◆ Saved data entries
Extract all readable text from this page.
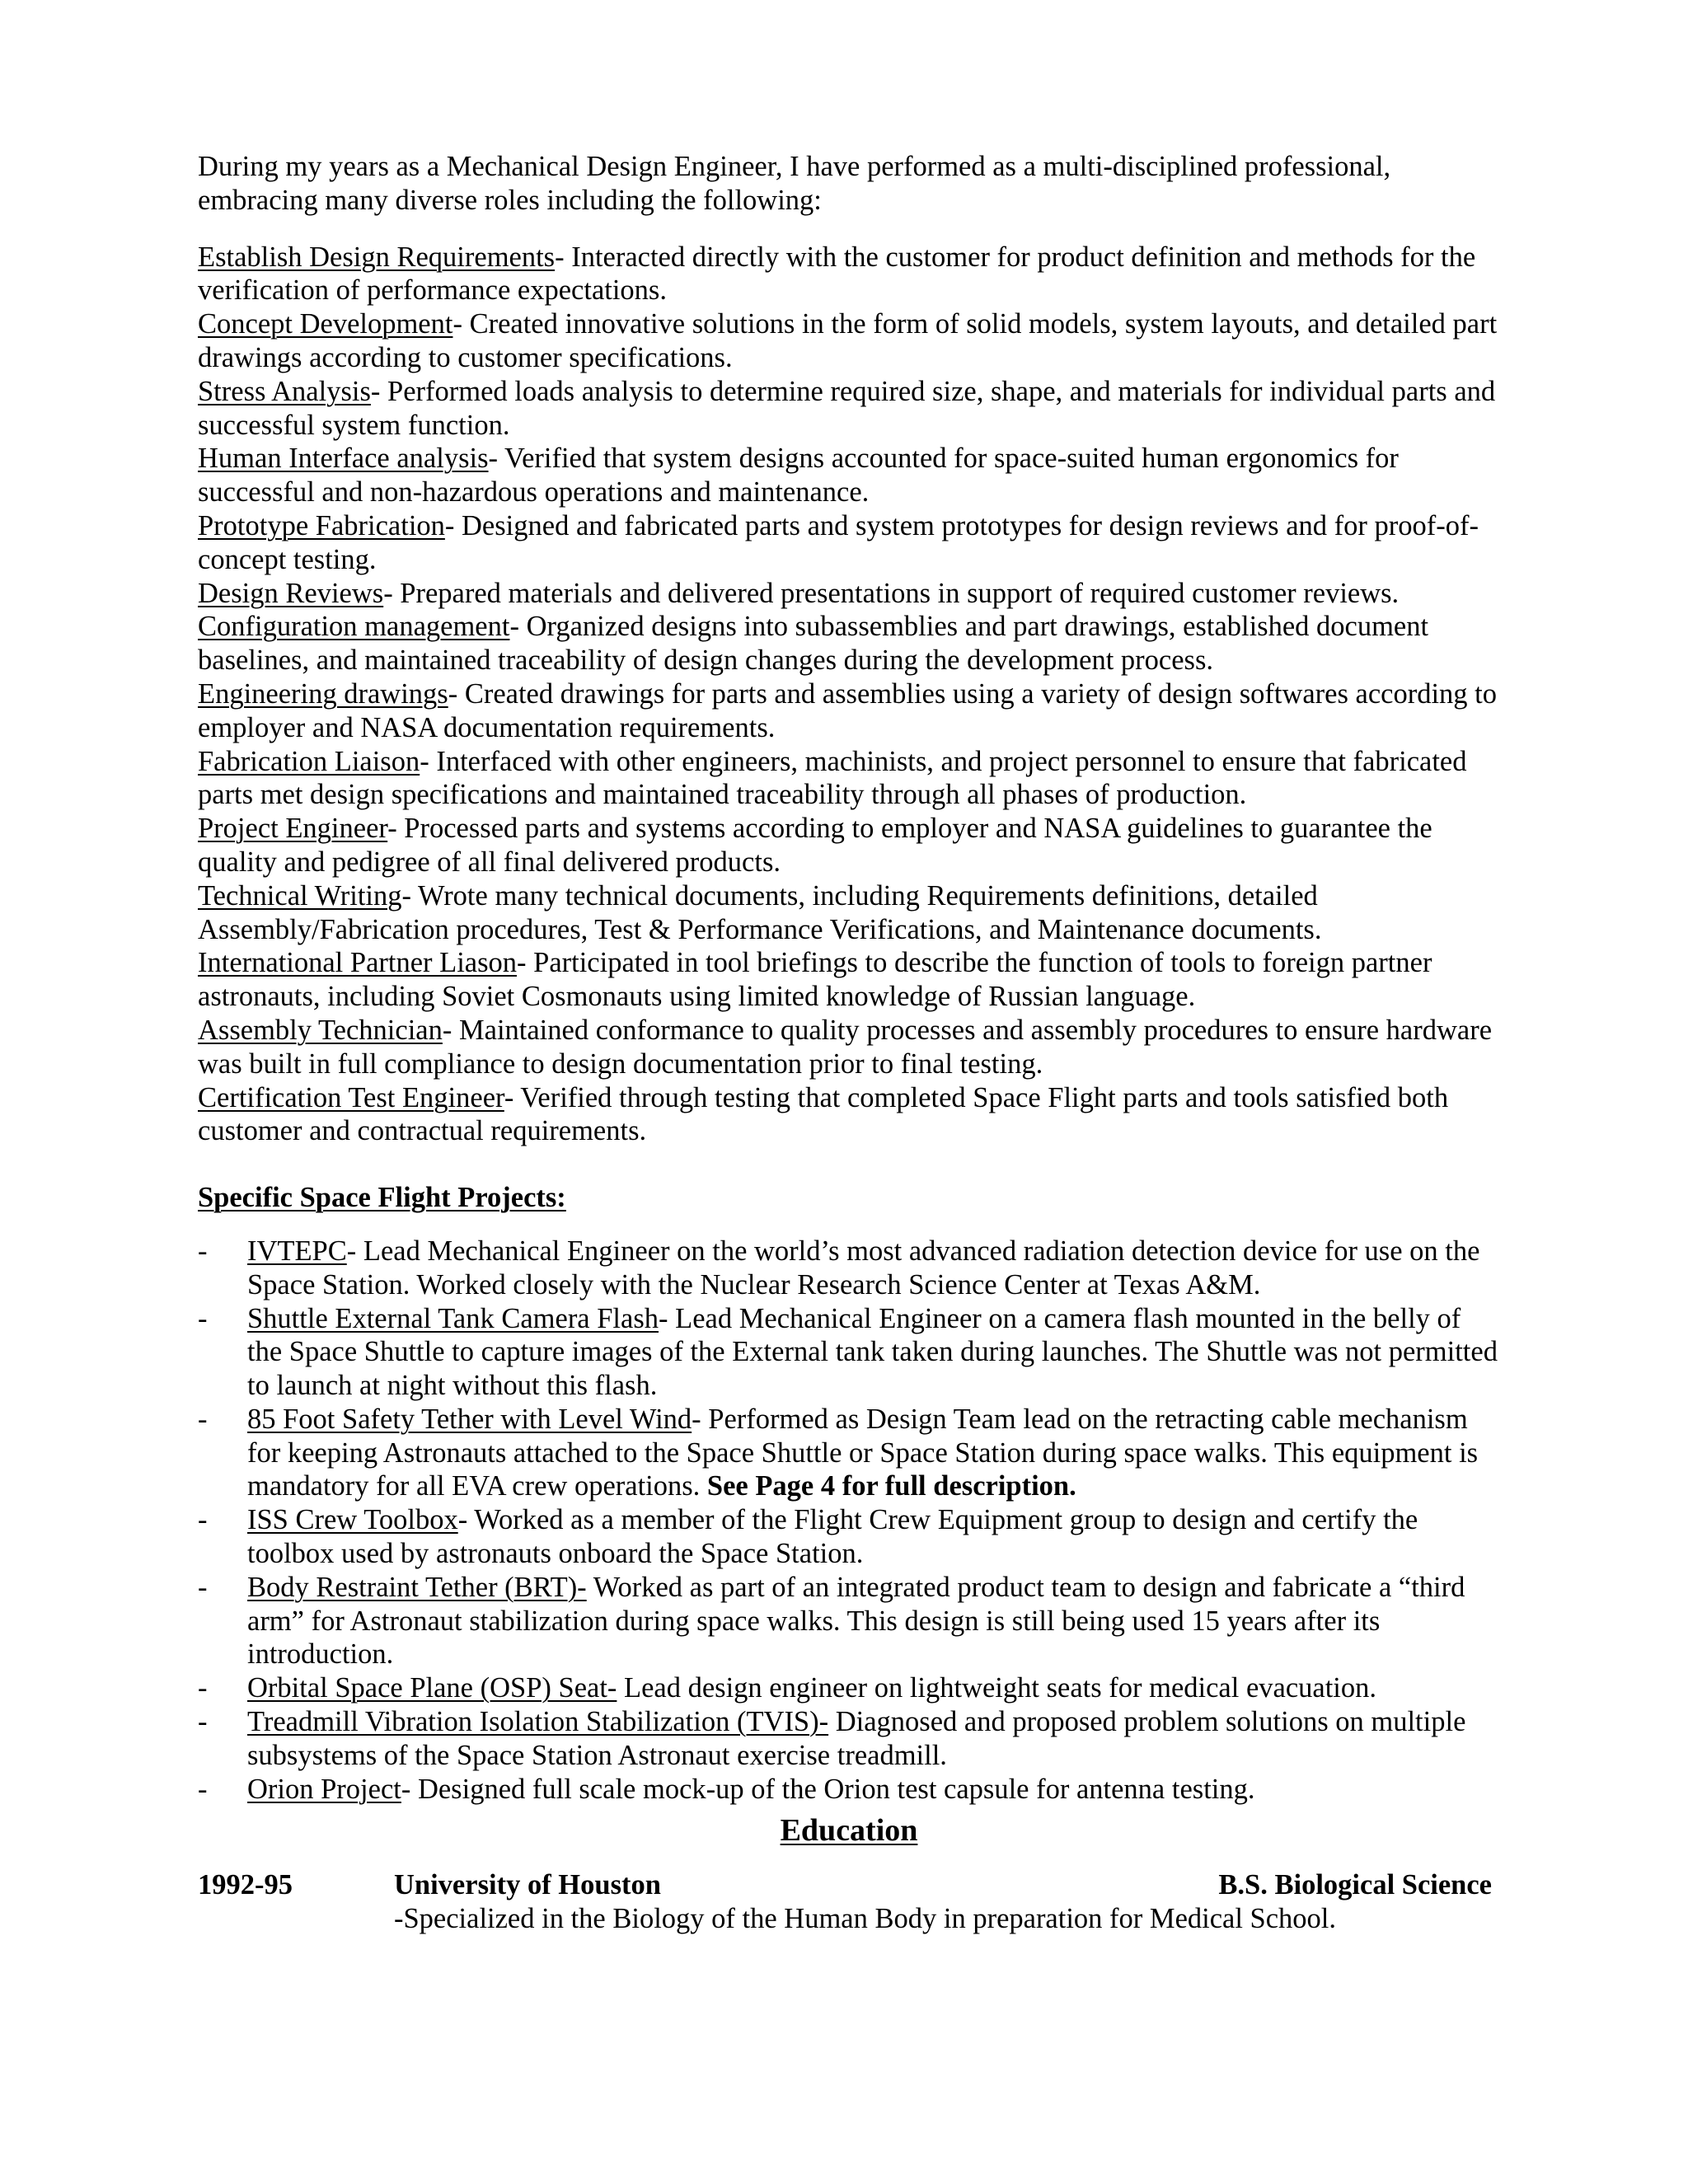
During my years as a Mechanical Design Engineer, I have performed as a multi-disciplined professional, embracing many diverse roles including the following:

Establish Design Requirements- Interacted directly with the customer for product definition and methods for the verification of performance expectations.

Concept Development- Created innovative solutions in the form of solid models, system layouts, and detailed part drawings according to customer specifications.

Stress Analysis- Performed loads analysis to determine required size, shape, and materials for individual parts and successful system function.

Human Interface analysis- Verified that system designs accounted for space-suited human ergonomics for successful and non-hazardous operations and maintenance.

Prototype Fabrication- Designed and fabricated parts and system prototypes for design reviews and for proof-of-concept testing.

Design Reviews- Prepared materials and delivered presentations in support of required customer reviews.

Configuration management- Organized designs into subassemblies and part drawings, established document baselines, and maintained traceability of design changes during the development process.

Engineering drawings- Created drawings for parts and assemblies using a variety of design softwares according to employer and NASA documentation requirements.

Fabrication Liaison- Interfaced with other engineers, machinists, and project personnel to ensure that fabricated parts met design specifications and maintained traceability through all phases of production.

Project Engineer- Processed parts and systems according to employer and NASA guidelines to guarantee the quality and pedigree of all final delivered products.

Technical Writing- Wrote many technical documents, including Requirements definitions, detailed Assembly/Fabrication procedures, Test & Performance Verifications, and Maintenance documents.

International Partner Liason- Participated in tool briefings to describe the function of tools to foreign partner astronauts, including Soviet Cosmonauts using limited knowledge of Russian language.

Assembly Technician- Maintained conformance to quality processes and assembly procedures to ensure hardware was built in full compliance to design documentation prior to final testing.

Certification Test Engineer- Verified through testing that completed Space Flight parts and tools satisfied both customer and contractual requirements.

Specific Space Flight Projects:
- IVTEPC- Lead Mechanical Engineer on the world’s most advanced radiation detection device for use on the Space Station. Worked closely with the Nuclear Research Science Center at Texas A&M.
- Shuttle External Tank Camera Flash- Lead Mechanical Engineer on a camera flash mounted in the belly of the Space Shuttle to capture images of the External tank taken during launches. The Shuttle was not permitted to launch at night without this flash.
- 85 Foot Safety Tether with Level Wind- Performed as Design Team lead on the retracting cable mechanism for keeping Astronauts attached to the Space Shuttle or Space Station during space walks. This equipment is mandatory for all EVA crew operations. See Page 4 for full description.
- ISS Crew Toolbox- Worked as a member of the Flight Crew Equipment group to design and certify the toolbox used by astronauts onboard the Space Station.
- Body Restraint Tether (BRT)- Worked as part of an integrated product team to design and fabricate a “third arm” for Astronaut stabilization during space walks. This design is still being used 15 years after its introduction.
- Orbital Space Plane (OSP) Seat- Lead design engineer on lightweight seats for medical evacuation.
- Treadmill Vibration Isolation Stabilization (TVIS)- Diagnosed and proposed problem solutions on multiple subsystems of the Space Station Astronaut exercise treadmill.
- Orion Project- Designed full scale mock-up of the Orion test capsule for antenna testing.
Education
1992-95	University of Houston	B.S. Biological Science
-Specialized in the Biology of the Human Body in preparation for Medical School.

◆ Exercise details
Reproduce the records verbatim, omitting all images they contain.

◆ Response to this task
Extract all readable text from this page.
During my years as a Mechanical Design Engineer, I have performed as a multi-disciplined professional, embracing many diverse roles including the following:

Establish Design Requirements- Interacted directly with the customer for product definition and methods for the verification of performance expectations.

Concept Development- Created innovative solutions in the form of solid models, system layouts, and detailed part drawings according to customer specifications.

Stress Analysis- Performed loads analysis to determine required size, shape, and materials for individual parts and successful system function.

Human Interface analysis- Verified that system designs accounted for space-suited human ergonomics for successful and non-hazardous operations and maintenance.

Prototype Fabrication- Designed and fabricated parts and system prototypes for design reviews and for proof-of-concept testing.

Design Reviews- Prepared materials and delivered presentations in support of required customer reviews.

Configuration management- Organized designs into subassemblies and part drawings, established document baselines, and maintained traceability of design changes during the development process.

Engineering drawings- Created drawings for parts and assemblies using a variety of design softwares according to employer and NASA documentation requirements.

Fabrication Liaison- Interfaced with other engineers, machinists, and project personnel to ensure that fabricated parts met design specifications and maintained traceability through all phases of production.

Project Engineer- Processed parts and systems according to employer and NASA guidelines to guarantee the quality and pedigree of all final delivered products.

Technical Writing- Wrote many technical documents, including Requirements definitions, detailed Assembly/Fabrication procedures, Test & Performance Verifications, and Maintenance documents.

International Partner Liason- Participated in tool briefings to describe the function of tools to foreign partner astronauts, including Soviet Cosmonauts using limited knowledge of Russian language.

Assembly Technician- Maintained conformance to quality processes and assembly procedures to ensure hardware was built in full compliance to design documentation prior to final testing.

Certification Test Engineer- Verified through testing that completed Space Flight parts and tools satisfied both customer and contractual requirements.

Specific Space Flight Projects:
- IVTEPC- Lead Mechanical Engineer on the world’s most advanced radiation detection device for use on the Space Station. Worked closely with the Nuclear Research Science Center at Texas A&M.
- Shuttle External Tank Camera Flash- Lead Mechanical Engineer on a camera flash mounted in the belly of the Space Shuttle to capture images of the External tank taken during launches. The Shuttle was not permitted to launch at night without this flash.
- 85 Foot Safety Tether with Level Wind- Performed as Design Team lead on the retracting cable mechanism for keeping Astronauts attached to the Space Shuttle or Space Station during space walks. This equipment is mandatory for all EVA crew operations. See Page 4 for full description.
- ISS Crew Toolbox- Worked as a member of the Flight Crew Equipment group to design and certify the toolbox used by astronauts onboard the Space Station.
- Body Restraint Tether (BRT)- Worked as part of an integrated product team to design and fabricate a “third arm” for Astronaut stabilization during space walks. This design is still being used 15 years after its introduction.
- Orbital Space Plane (OSP) Seat- Lead design engineer on lightweight seats for medical evacuation.
- Treadmill Vibration Isolation Stabilization (TVIS)- Diagnosed and proposed problem solutions on multiple subsystems of the Space Station Astronaut exercise treadmill.
- Orion Project- Designed full scale mock-up of the Orion test capsule for antenna testing.
Education
1992-95	University of Houston	B.S. Biological Science
-Specialized in the Biology of the Human Body in preparation for Medical School.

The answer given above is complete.